(Dataset items)
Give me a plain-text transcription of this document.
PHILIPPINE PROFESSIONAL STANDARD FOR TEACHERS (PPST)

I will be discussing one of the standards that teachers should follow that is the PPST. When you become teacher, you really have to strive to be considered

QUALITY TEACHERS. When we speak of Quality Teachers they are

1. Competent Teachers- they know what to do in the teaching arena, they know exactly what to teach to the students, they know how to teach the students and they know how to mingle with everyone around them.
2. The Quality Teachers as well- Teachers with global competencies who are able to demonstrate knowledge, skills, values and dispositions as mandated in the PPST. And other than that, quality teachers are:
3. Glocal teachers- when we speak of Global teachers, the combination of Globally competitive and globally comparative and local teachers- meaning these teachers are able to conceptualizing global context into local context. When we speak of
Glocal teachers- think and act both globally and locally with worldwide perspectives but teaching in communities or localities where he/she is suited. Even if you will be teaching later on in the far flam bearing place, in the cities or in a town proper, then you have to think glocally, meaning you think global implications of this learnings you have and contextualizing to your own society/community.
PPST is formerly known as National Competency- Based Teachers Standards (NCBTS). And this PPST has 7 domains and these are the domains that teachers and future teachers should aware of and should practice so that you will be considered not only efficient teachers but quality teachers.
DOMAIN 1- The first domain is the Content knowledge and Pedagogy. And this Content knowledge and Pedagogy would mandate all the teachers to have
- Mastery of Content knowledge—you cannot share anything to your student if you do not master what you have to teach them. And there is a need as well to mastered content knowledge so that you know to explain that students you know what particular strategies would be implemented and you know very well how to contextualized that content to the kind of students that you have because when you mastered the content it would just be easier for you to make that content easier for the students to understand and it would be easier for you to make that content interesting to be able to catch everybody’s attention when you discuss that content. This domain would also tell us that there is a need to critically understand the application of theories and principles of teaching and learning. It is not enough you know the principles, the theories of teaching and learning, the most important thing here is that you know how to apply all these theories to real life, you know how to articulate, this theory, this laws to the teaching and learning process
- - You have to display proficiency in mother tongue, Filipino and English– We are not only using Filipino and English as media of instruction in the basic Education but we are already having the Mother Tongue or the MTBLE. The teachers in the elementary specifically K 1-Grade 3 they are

> [The task]:
Your task is to repeat each line of the material exactly.

> [Response to the task]:
Give me a plain-text transcription of this document.
PHILIPPINE PROFESSIONAL STANDARD FOR TEACHERS (PPST)

I will be discussing one of the standards that teachers should follow that is the PPST. When you become teacher, you really have to strive to be considered

QUALITY TEACHERS. When we speak of Quality Teachers they are

1. Competent Teachers- they know what to do in the teaching arena, they know exactly what to teach to the students, they know how to teach the students and they know how to mingle with everyone around them.
2. The Quality Teachers as well- Teachers with global competencies who are able to demonstrate knowledge, skills, values and dispositions as mandated in the PPST. And other than that, quality teachers are:
3. Glocal teachers- when we speak of Global teachers, the combination of Globally competitive and globally comparative and local teachers- meaning these teachers are able to conceptualizing global context into local context. When we speak of
Glocal teachers- think and act both globally and locally with worldwide perspectives but teaching in communities or localities where he/she is suited. Even if you will be teaching later on in the far flam bearing place, in the cities or in a town proper, then you have to think glocally, meaning you think global implications of this learnings you have and contextualizing to your own society/community.
PPST is formerly known as National Competency- Based Teachers Standards (NCBTS). And this PPST has 7 domains and these are the domains that teachers and future teachers should aware of and should practice so that you will be considered not only efficient teachers but quality teachers.
DOMAIN 1- The first domain is the Content knowledge and Pedagogy. And this Content knowledge and Pedagogy would mandate all the teachers to have
- Mastery of Content knowledge—you cannot share anything to your student if you do not master what you have to teach them. And there is a need as well to mastered content knowledge so that you know to explain that students you know what particular strategies would be implemented and you know very well how to contextualized that content to the kind of students that you have because when you mastered the content it would just be easier for you to make that content easier for the students to understand and it would be easier for you to make that content interesting to be able to catch everybody’s attention when you discuss that content. This domain would also tell us that there is a need to critically understand the application of theories and principles of teaching and learning. It is not enough you know the principles, the theories of teaching and learning, the most important thing here is that you know how to apply all these theories to real life, you know how to articulate, this theory, this laws to the teaching and learning process
- - You have to display proficiency in mother tongue, Filipino and English– We are not only using Filipino and English as media of instruction in the basic Education but we are already having the Mother Tongue or the MTBLE. The teachers in the elementary specifically K 1-Grade 3 they are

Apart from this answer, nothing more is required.